Source records
········
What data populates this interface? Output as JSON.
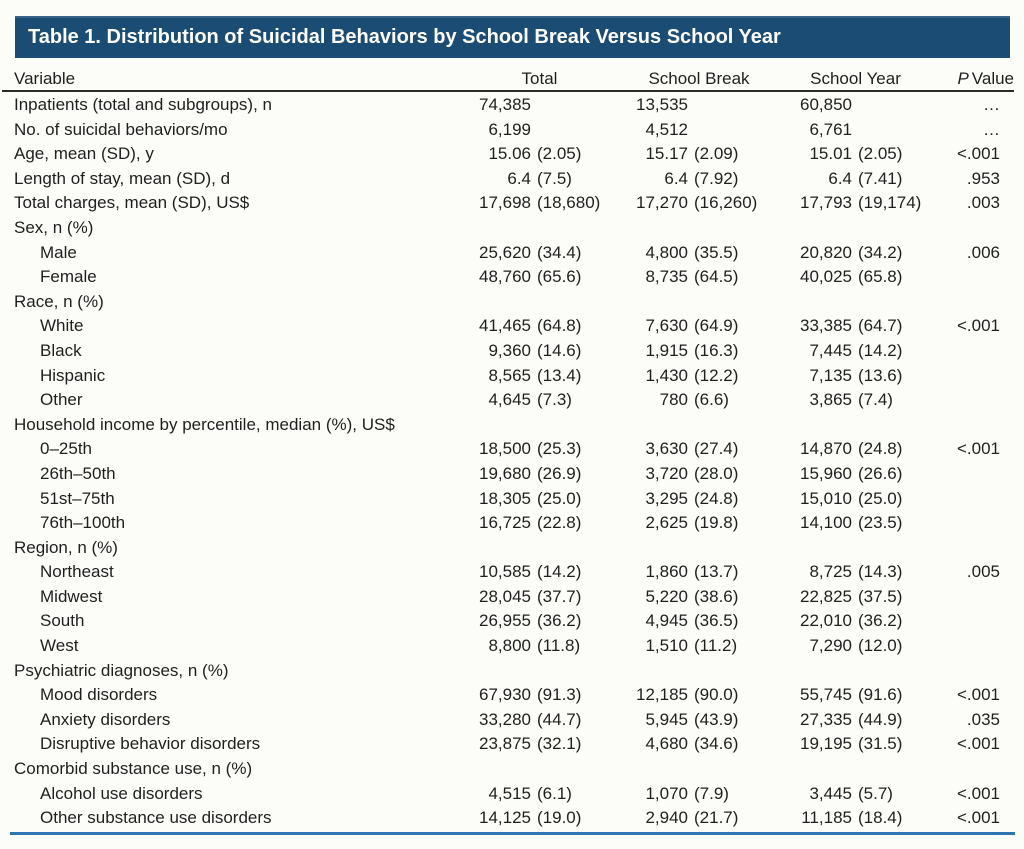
{
  "colors": {
    "title_bar": "#1b4c74",
    "bottom_rule": "#2e74b2",
    "header_rule": "#2b2b2b",
    "text": "#1f1f1f",
    "page_bg": "#fcfcf8"
  },
  "table": {
    "title": "Table 1. Distribution of Suicidal Behaviors by School Break Versus School Year",
    "header": {
      "variable": "Variable",
      "total": "Total",
      "school_break": "School Break",
      "school_year": "School Year",
      "p_italic": "P",
      "p_rest": "Value"
    },
    "rows": [
      {
        "label": "Inpatients (total and subgroups), n",
        "indent": 0,
        "cells": [
          [
            "74,385",
            ""
          ],
          [
            "13,535",
            ""
          ],
          [
            "60,850",
            ""
          ]
        ],
        "p": "…"
      },
      {
        "label": "No. of suicidal behaviors/mo",
        "indent": 0,
        "cells": [
          [
            "6,199",
            ""
          ],
          [
            "4,512",
            ""
          ],
          [
            "6,761",
            ""
          ]
        ],
        "p": "…"
      },
      {
        "label": "Age, mean (SD), y",
        "indent": 0,
        "cells": [
          [
            "15.06",
            "(2.05)"
          ],
          [
            "15.17",
            "(2.09)"
          ],
          [
            "15.01",
            "(2.05)"
          ]
        ],
        "p": "<.001"
      },
      {
        "label": "Length of stay, mean (SD), d",
        "indent": 0,
        "cells": [
          [
            "6.4",
            "(7.5)"
          ],
          [
            "6.4",
            "(7.92)"
          ],
          [
            "6.4",
            "(7.41)"
          ]
        ],
        "p": ".953"
      },
      {
        "label": "Total charges, mean (SD), US$",
        "indent": 0,
        "cells": [
          [
            "17,698",
            "(18,680)"
          ],
          [
            "17,270",
            "(16,260)"
          ],
          [
            "17,793",
            "(19,174)"
          ]
        ],
        "p": ".003"
      },
      {
        "label": "Sex, n (%)",
        "indent": 0,
        "cells": null,
        "p": ""
      },
      {
        "label": "Male",
        "indent": 1,
        "cells": [
          [
            "25,620",
            "(34.4)"
          ],
          [
            "4,800",
            "(35.5)"
          ],
          [
            "20,820",
            "(34.2)"
          ]
        ],
        "p": ".006"
      },
      {
        "label": "Female",
        "indent": 1,
        "cells": [
          [
            "48,760",
            "(65.6)"
          ],
          [
            "8,735",
            "(64.5)"
          ],
          [
            "40,025",
            "(65.8)"
          ]
        ],
        "p": ""
      },
      {
        "label": "Race, n (%)",
        "indent": 0,
        "cells": null,
        "p": ""
      },
      {
        "label": "White",
        "indent": 1,
        "cells": [
          [
            "41,465",
            "(64.8)"
          ],
          [
            "7,630",
            "(64.9)"
          ],
          [
            "33,385",
            "(64.7)"
          ]
        ],
        "p": "<.001"
      },
      {
        "label": "Black",
        "indent": 1,
        "cells": [
          [
            "9,360",
            "(14.6)"
          ],
          [
            "1,915",
            "(16.3)"
          ],
          [
            "7,445",
            "(14.2)"
          ]
        ],
        "p": ""
      },
      {
        "label": "Hispanic",
        "indent": 1,
        "cells": [
          [
            "8,565",
            "(13.4)"
          ],
          [
            "1,430",
            "(12.2)"
          ],
          [
            "7,135",
            "(13.6)"
          ]
        ],
        "p": ""
      },
      {
        "label": "Other",
        "indent": 1,
        "cells": [
          [
            "4,645",
            "(7.3)"
          ],
          [
            "780",
            "(6.6)"
          ],
          [
            "3,865",
            "(7.4)"
          ]
        ],
        "p": ""
      },
      {
        "label": "Household income by percentile, median (%), US$",
        "indent": 0,
        "cells": null,
        "p": ""
      },
      {
        "label": "0–25th",
        "indent": 1,
        "cells": [
          [
            "18,500",
            "(25.3)"
          ],
          [
            "3,630",
            "(27.4)"
          ],
          [
            "14,870",
            "(24.8)"
          ]
        ],
        "p": "<.001"
      },
      {
        "label": "26th–50th",
        "indent": 1,
        "cells": [
          [
            "19,680",
            "(26.9)"
          ],
          [
            "3,720",
            "(28.0)"
          ],
          [
            "15,960",
            "(26.6)"
          ]
        ],
        "p": ""
      },
      {
        "label": "51st–75th",
        "indent": 1,
        "cells": [
          [
            "18,305",
            "(25.0)"
          ],
          [
            "3,295",
            "(24.8)"
          ],
          [
            "15,010",
            "(25.0)"
          ]
        ],
        "p": ""
      },
      {
        "label": "76th–100th",
        "indent": 1,
        "cells": [
          [
            "16,725",
            "(22.8)"
          ],
          [
            "2,625",
            "(19.8)"
          ],
          [
            "14,100",
            "(23.5)"
          ]
        ],
        "p": ""
      },
      {
        "label": "Region, n (%)",
        "indent": 0,
        "cells": null,
        "p": ""
      },
      {
        "label": "Northeast",
        "indent": 1,
        "cells": [
          [
            "10,585",
            "(14.2)"
          ],
          [
            "1,860",
            "(13.7)"
          ],
          [
            "8,725",
            "(14.3)"
          ]
        ],
        "p": ".005"
      },
      {
        "label": "Midwest",
        "indent": 1,
        "cells": [
          [
            "28,045",
            "(37.7)"
          ],
          [
            "5,220",
            "(38.6)"
          ],
          [
            "22,825",
            "(37.5)"
          ]
        ],
        "p": ""
      },
      {
        "label": "South",
        "indent": 1,
        "cells": [
          [
            "26,955",
            "(36.2)"
          ],
          [
            "4,945",
            "(36.5)"
          ],
          [
            "22,010",
            "(36.2)"
          ]
        ],
        "p": ""
      },
      {
        "label": "West",
        "indent": 1,
        "cells": [
          [
            "8,800",
            "(11.8)"
          ],
          [
            "1,510",
            "(11.2)"
          ],
          [
            "7,290",
            "(12.0)"
          ]
        ],
        "p": ""
      },
      {
        "label": "Psychiatric diagnoses, n (%)",
        "indent": 0,
        "cells": null,
        "p": ""
      },
      {
        "label": "Mood disorders",
        "indent": 1,
        "cells": [
          [
            "67,930",
            "(91.3)"
          ],
          [
            "12,185",
            "(90.0)"
          ],
          [
            "55,745",
            "(91.6)"
          ]
        ],
        "p": "<.001"
      },
      {
        "label": "Anxiety disorders",
        "indent": 1,
        "cells": [
          [
            "33,280",
            "(44.7)"
          ],
          [
            "5,945",
            "(43.9)"
          ],
          [
            "27,335",
            "(44.9)"
          ]
        ],
        "p": ".035"
      },
      {
        "label": "Disruptive behavior disorders",
        "indent": 1,
        "cells": [
          [
            "23,875",
            "(32.1)"
          ],
          [
            "4,680",
            "(34.6)"
          ],
          [
            "19,195",
            "(31.5)"
          ]
        ],
        "p": "<.001"
      },
      {
        "label": "Comorbid substance use, n (%)",
        "indent": 0,
        "cells": null,
        "p": ""
      },
      {
        "label": "Alcohol use disorders",
        "indent": 1,
        "cells": [
          [
            "4,515",
            "(6.1)"
          ],
          [
            "1,070",
            "(7.9)"
          ],
          [
            "3,445",
            "(5.7)"
          ]
        ],
        "p": "<.001"
      },
      {
        "label": "Other substance use disorders",
        "indent": 1,
        "cells": [
          [
            "14,125",
            "(19.0)"
          ],
          [
            "2,940",
            "(21.7)"
          ],
          [
            "11,185",
            "(18.4)"
          ]
        ],
        "p": "<.001"
      }
    ]
  }
}
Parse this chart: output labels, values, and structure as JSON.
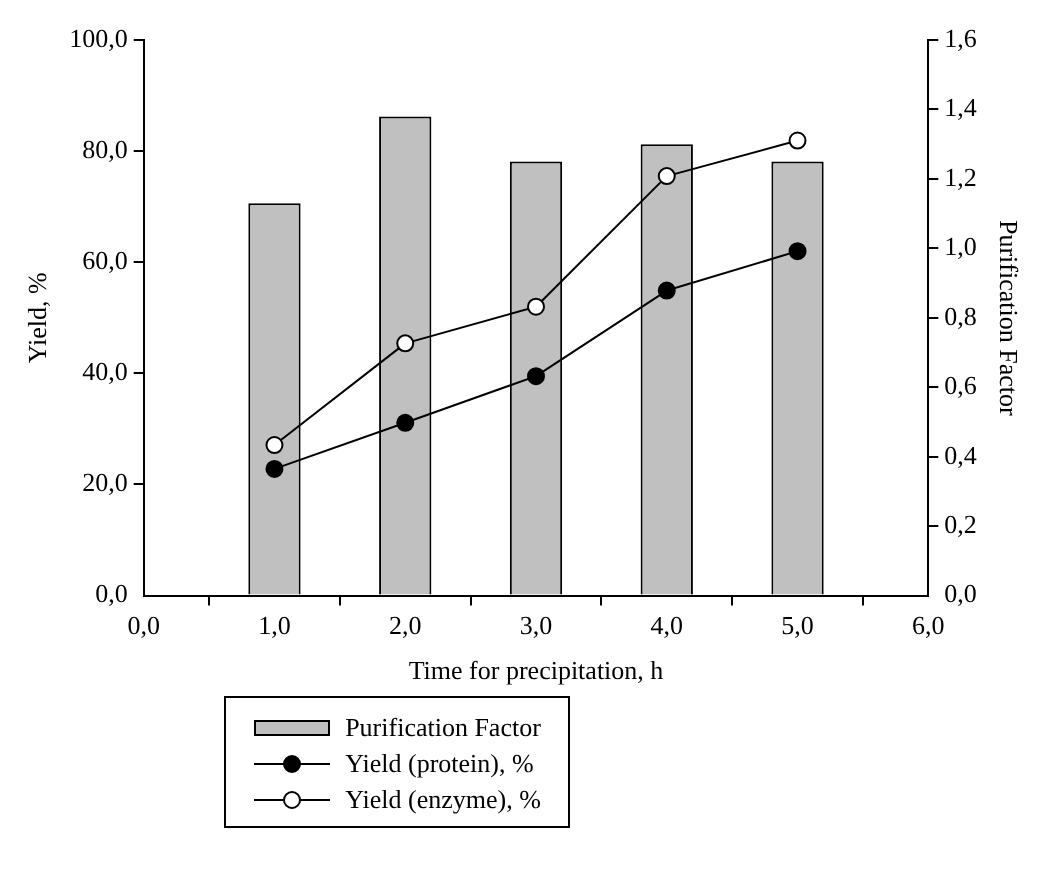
{
  "chart_data": {
    "type": "bar",
    "xlabel": "Time for precipitation, h",
    "ylabel": "Yield, %",
    "y2label": "Purification Factor",
    "x": [
      1,
      2,
      3,
      4,
      5
    ],
    "xlim": [
      0,
      6
    ],
    "xticks": [
      {
        "value": 0,
        "label": "0,0"
      },
      {
        "value": 1,
        "label": "1,0"
      },
      {
        "value": 2,
        "label": "2,0"
      },
      {
        "value": 3,
        "label": "3,0"
      },
      {
        "value": 4,
        "label": "4,0"
      },
      {
        "value": 5,
        "label": "5,0"
      },
      {
        "value": 6,
        "label": "6,0"
      }
    ],
    "ylim": [
      0,
      100
    ],
    "yticks": [
      {
        "value": 0,
        "label": "0,0"
      },
      {
        "value": 20,
        "label": "20,0"
      },
      {
        "value": 40,
        "label": "40,0"
      },
      {
        "value": 60,
        "label": "60,0"
      },
      {
        "value": 80,
        "label": "80,0"
      },
      {
        "value": 100,
        "label": "100,0"
      }
    ],
    "y2lim": [
      0,
      1.6
    ],
    "y2ticks": [
      {
        "value": 0,
        "label": "0,0"
      },
      {
        "value": 0.2,
        "label": "0,2"
      },
      {
        "value": 0.4,
        "label": "0,4"
      },
      {
        "value": 0.6,
        "label": "0,6"
      },
      {
        "value": 0.8,
        "label": "0,8"
      },
      {
        "value": 1,
        "label": "1,0"
      },
      {
        "value": 1.2,
        "label": "1,2"
      },
      {
        "value": 1.4,
        "label": "1,4"
      },
      {
        "value": 1.6,
        "label": "1,6"
      }
    ],
    "grid": false,
    "legend": "bottom",
    "marker": "circle",
    "series": [
      {
        "name": "Purification Factor",
        "axis": "y2",
        "color": "#c0c0c0",
        "values": [
          1.13,
          1.38,
          1.25,
          1.3,
          1.25
        ]
      },
      {
        "name": "Yield (protein), %",
        "type": "line",
        "color": "#000000",
        "values": [
          22.8,
          31.1,
          39.5,
          54.9,
          62.0
        ]
      },
      {
        "name": "Yield (enzyme), %",
        "type": "line",
        "color": "#ffffff",
        "values": [
          27.1,
          45.4,
          52.0,
          75.5,
          81.9
        ]
      }
    ]
  }
}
········
Read the data above. Pull out each line in which the string "Year" appears.

    "title": "Table 1. Distribution of Suicidal Behaviors by School Break Versus School Year",
      "school_year": "School Year",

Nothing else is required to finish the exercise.